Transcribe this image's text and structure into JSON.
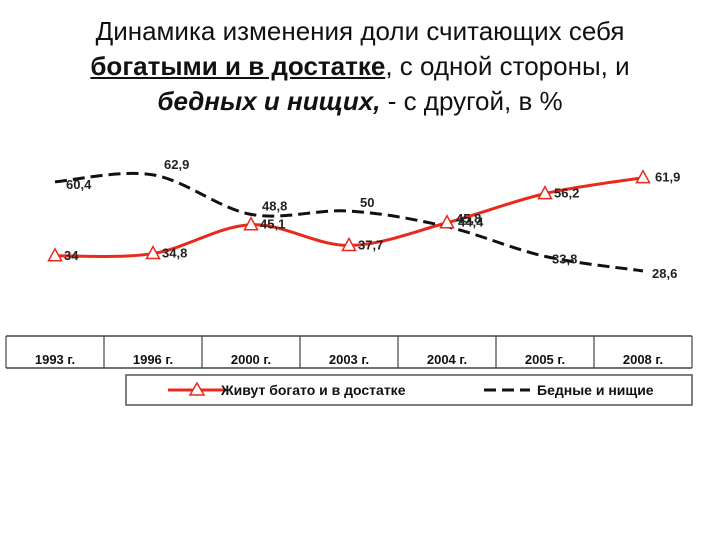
{
  "title": {
    "part1": "Динамика изменения доли считающих себя",
    "part2": "богатыми и в достатке",
    "part3": ", с одной стороны, и",
    "part4": "бедных и нищих,",
    "part5": " - с другой, в %"
  },
  "chart_data": {
    "type": "line",
    "categories": [
      "1993 г.",
      "1996 г.",
      "2000 г.",
      "2003 г.",
      "2004 г.",
      "2005 г.",
      "2008 г."
    ],
    "series": [
      {
        "name": "Живут богато и в достатке",
        "values": [
          34,
          34.8,
          45.1,
          37.7,
          45.8,
          56.2,
          61.9
        ],
        "labels": [
          "34",
          "34,8",
          "45,1",
          "37,7",
          "45,8",
          "56,2",
          "61,9"
        ],
        "color": "#e8291c",
        "style": "solid",
        "marker": "triangle"
      },
      {
        "name": "Бедные и нищие",
        "values": [
          60.4,
          62.9,
          48.8,
          50,
          44.4,
          33.8,
          28.6
        ],
        "labels": [
          "60,4",
          "62,9",
          "48,8",
          "50",
          "44,4",
          "33,8",
          "28,6"
        ],
        "color": "#111111",
        "style": "dashed",
        "marker": "none"
      }
    ],
    "ylim": [
      20,
      70
    ],
    "grid": false,
    "legend_position": "bottom"
  }
}
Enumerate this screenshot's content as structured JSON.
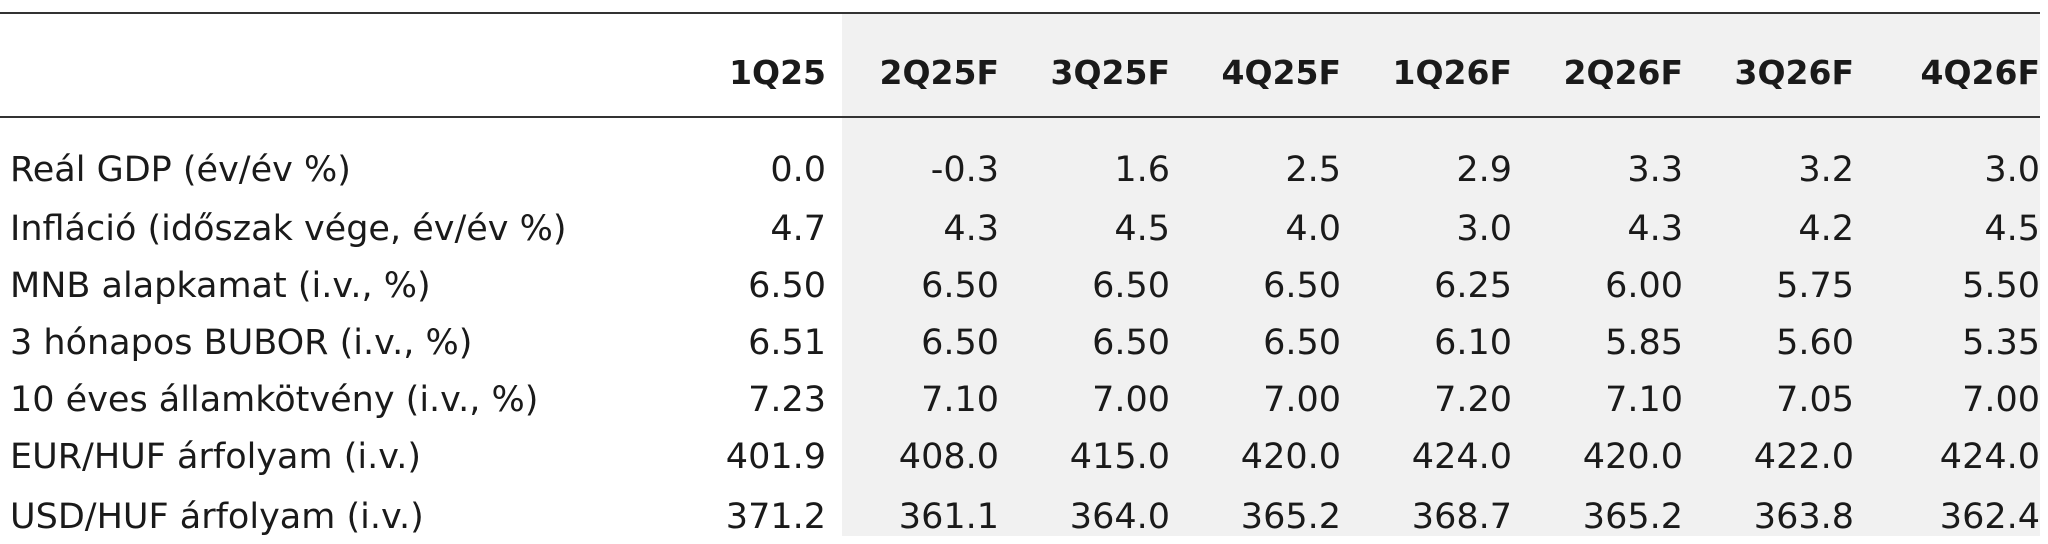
{
  "table": {
    "columns": [
      "1Q25",
      "2Q25F",
      "3Q25F",
      "4Q25F",
      "1Q26F",
      "2Q26F",
      "3Q26F",
      "4Q26F"
    ],
    "rows": [
      {
        "label": "Reál GDP (év/év %)",
        "values": [
          "0.0",
          "-0.3",
          "1.6",
          "2.5",
          "2.9",
          "3.3",
          "3.2",
          "3.0"
        ]
      },
      {
        "label": "Infláció (időszak vége, év/év %)",
        "values": [
          "4.7",
          "4.3",
          "4.5",
          "4.0",
          "3.0",
          "4.3",
          "4.2",
          "4.5"
        ]
      },
      {
        "label": "MNB alapkamat (i.v., %)",
        "values": [
          "6.50",
          "6.50",
          "6.50",
          "6.50",
          "6.25",
          "6.00",
          "5.75",
          "5.50"
        ]
      },
      {
        "label": "3 hónapos BUBOR (i.v., %)",
        "values": [
          "6.51",
          "6.50",
          "6.50",
          "6.50",
          "6.10",
          "5.85",
          "5.60",
          "5.35"
        ]
      },
      {
        "label": "10 éves államkötvény (i.v., %)",
        "values": [
          "7.23",
          "7.10",
          "7.00",
          "7.00",
          "7.20",
          "7.10",
          "7.05",
          "7.00"
        ]
      },
      {
        "label": "EUR/HUF árfolyam (i.v.)",
        "values": [
          "401.9",
          "408.0",
          "415.0",
          "420.0",
          "424.0",
          "420.0",
          "422.0",
          "424.0"
        ]
      },
      {
        "label": "USD/HUF árfolyam (i.v.)",
        "values": [
          "371.2",
          "361.1",
          "364.0",
          "365.2",
          "368.7",
          "365.2",
          "363.8",
          "362.4"
        ]
      }
    ]
  },
  "colors": {
    "forecast_shading": "#f1f1f1",
    "rule": "#333333",
    "text": "#1a1a1a"
  }
}
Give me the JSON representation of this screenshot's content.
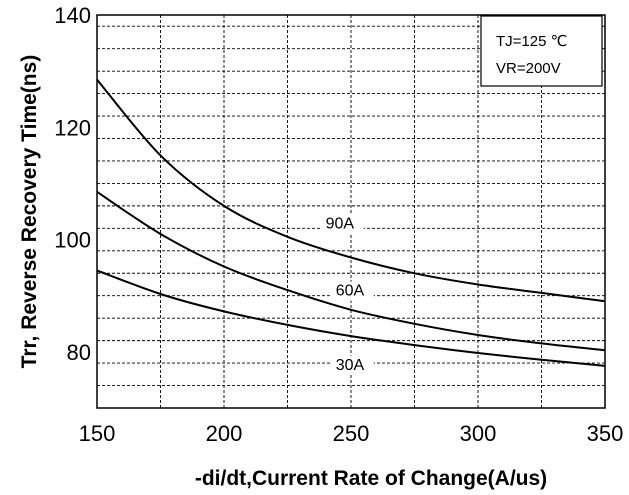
{
  "chart_data": {
    "type": "line",
    "title": "",
    "xlabel": "-di/dt,Current Rate of Change(A/us)",
    "ylabel": "Trr, Reverse Recovery Time(ns)",
    "xlim": [
      150,
      350
    ],
    "ylim": [
      70,
      140
    ],
    "x_ticks": [
      "150",
      "200",
      "250",
      "300",
      "350"
    ],
    "y_ticks": [
      "80",
      "100",
      "120",
      "140"
    ],
    "minor_x_step": 25,
    "minor_y_step": 4,
    "grid": true,
    "legend_position": "top-right",
    "conditions": [
      "TJ=125 ℃",
      "VR=200V"
    ],
    "series": [
      {
        "name": "90A",
        "x": [
          150,
          175,
          200,
          225,
          250,
          275,
          300,
          325,
          350
        ],
        "y": [
          128.5,
          115,
          106,
          100.5,
          96.8,
          94,
          92,
          90.5,
          89
        ]
      },
      {
        "name": "60A",
        "x": [
          150,
          175,
          200,
          225,
          250,
          275,
          300,
          325,
          350
        ],
        "y": [
          108.5,
          101,
          95.2,
          91,
          87.5,
          85,
          83,
          81.5,
          80.3
        ]
      },
      {
        "name": "30A",
        "x": [
          150,
          175,
          200,
          225,
          250,
          275,
          300,
          325,
          350
        ],
        "y": [
          94.5,
          90.3,
          87.2,
          84.8,
          82.8,
          81.2,
          79.8,
          78.6,
          77.5
        ]
      }
    ],
    "curve_labels": [
      {
        "text": "90A",
        "x": 240,
        "y": 102
      },
      {
        "text": "60A",
        "x": 244,
        "y": 90
      },
      {
        "text": "30A",
        "x": 244,
        "y": 76.8
      }
    ]
  }
}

§

- TASK: Print all the records again exactly; do not include any picture.

- THE OUTPUT:
Transcribe this image's text and structure into JSON.
{
  "title": {
    "part1": "Динамика изменения доли считающих себя",
    "part2": "богатыми и в достатке",
    "part3": ", с одной стороны, и",
    "part4": "бедных и нищих,",
    "part5": " - с другой, в %"
  },
  "chart_data": {
    "type": "line",
    "categories": [
      "1993 г.",
      "1996 г.",
      "2000 г.",
      "2003 г.",
      "2004 г.",
      "2005 г.",
      "2008 г."
    ],
    "series": [
      {
        "name": "Живут богато и в достатке",
        "values": [
          34,
          34.8,
          45.1,
          37.7,
          45.8,
          56.2,
          61.9
        ],
        "labels": [
          "34",
          "34,8",
          "45,1",
          "37,7",
          "45,8",
          "56,2",
          "61,9"
        ],
        "color": "#e8291c",
        "style": "solid",
        "marker": "triangle"
      },
      {
        "name": "Бедные и нищие",
        "values": [
          60.4,
          62.9,
          48.8,
          50,
          44.4,
          33.8,
          28.6
        ],
        "labels": [
          "60,4",
          "62,9",
          "48,8",
          "50",
          "44,4",
          "33,8",
          "28,6"
        ],
        "color": "#111111",
        "style": "dashed",
        "marker": "none"
      }
    ],
    "ylim": [
      20,
      70
    ],
    "grid": false,
    "legend_position": "bottom"
  }
}
Enumerate this screenshot's content as structured JSON.
{
  "table": {
    "columns": [
      "1Q25",
      "2Q25F",
      "3Q25F",
      "4Q25F",
      "1Q26F",
      "2Q26F",
      "3Q26F",
      "4Q26F"
    ],
    "rows": [
      {
        "label": "Reál GDP (év/év %)",
        "values": [
          "0.0",
          "-0.3",
          "1.6",
          "2.5",
          "2.9",
          "3.3",
          "3.2",
          "3.0"
        ]
      },
      {
        "label": "Infláció (időszak vége, év/év %)",
        "values": [
          "4.7",
          "4.3",
          "4.5",
          "4.0",
          "3.0",
          "4.3",
          "4.2",
          "4.5"
        ]
      },
      {
        "label": "MNB alapkamat (i.v., %)",
        "values": [
          "6.50",
          "6.50",
          "6.50",
          "6.50",
          "6.25",
          "6.00",
          "5.75",
          "5.50"
        ]
      },
      {
        "label": "3 hónapos BUBOR (i.v., %)",
        "values": [
          "6.51",
          "6.50",
          "6.50",
          "6.50",
          "6.10",
          "5.85",
          "5.60",
          "5.35"
        ]
      },
      {
        "label": "10 éves államkötvény (i.v., %)",
        "values": [
          "7.23",
          "7.10",
          "7.00",
          "7.00",
          "7.20",
          "7.10",
          "7.05",
          "7.00"
        ]
      },
      {
        "label": "EUR/HUF árfolyam (i.v.)",
        "values": [
          "401.9",
          "408.0",
          "415.0",
          "420.0",
          "424.0",
          "420.0",
          "422.0",
          "424.0"
        ]
      },
      {
        "label": "USD/HUF árfolyam (i.v.)",
        "values": [
          "371.2",
          "361.1",
          "364.0",
          "365.2",
          "368.7",
          "365.2",
          "363.8",
          "362.4"
        ]
      }
    ]
  },
  "colors": {
    "forecast_shading": "#f1f1f1",
    "rule": "#333333",
    "text": "#1a1a1a"
  }
}
Give me the JSON representation of this screenshot's content.
{
  "chart_data": {
    "type": "line",
    "title": "",
    "xlabel": "-di/dt,Current Rate of Change(A/us)",
    "ylabel": "Trr, Reverse Recovery Time(ns)",
    "xlim": [
      150,
      350
    ],
    "ylim": [
      70,
      140
    ],
    "x_ticks": [
      "150",
      "200",
      "250",
      "300",
      "350"
    ],
    "y_ticks": [
      "80",
      "100",
      "120",
      "140"
    ],
    "minor_x_step": 25,
    "minor_y_step": 4,
    "grid": true,
    "legend_position": "top-right",
    "conditions": [
      "TJ=125 ℃",
      "VR=200V"
    ],
    "series": [
      {
        "name": "90A",
        "x": [
          150,
          175,
          200,
          225,
          250,
          275,
          300,
          325,
          350
        ],
        "y": [
          128.5,
          115,
          106,
          100.5,
          96.8,
          94,
          92,
          90.5,
          89
        ]
      },
      {
        "name": "60A",
        "x": [
          150,
          175,
          200,
          225,
          250,
          275,
          300,
          325,
          350
        ],
        "y": [
          108.5,
          101,
          95.2,
          91,
          87.5,
          85,
          83,
          81.5,
          80.3
        ]
      },
      {
        "name": "30A",
        "x": [
          150,
          175,
          200,
          225,
          250,
          275,
          300,
          325,
          350
        ],
        "y": [
          94.5,
          90.3,
          87.2,
          84.8,
          82.8,
          81.2,
          79.8,
          78.6,
          77.5
        ]
      }
    ],
    "curve_labels": [
      {
        "text": "90A",
        "x": 240,
        "y": 102
      },
      {
        "text": "60A",
        "x": 244,
        "y": 90
      },
      {
        "text": "30A",
        "x": 244,
        "y": 76.8
      }
    ]
  }
}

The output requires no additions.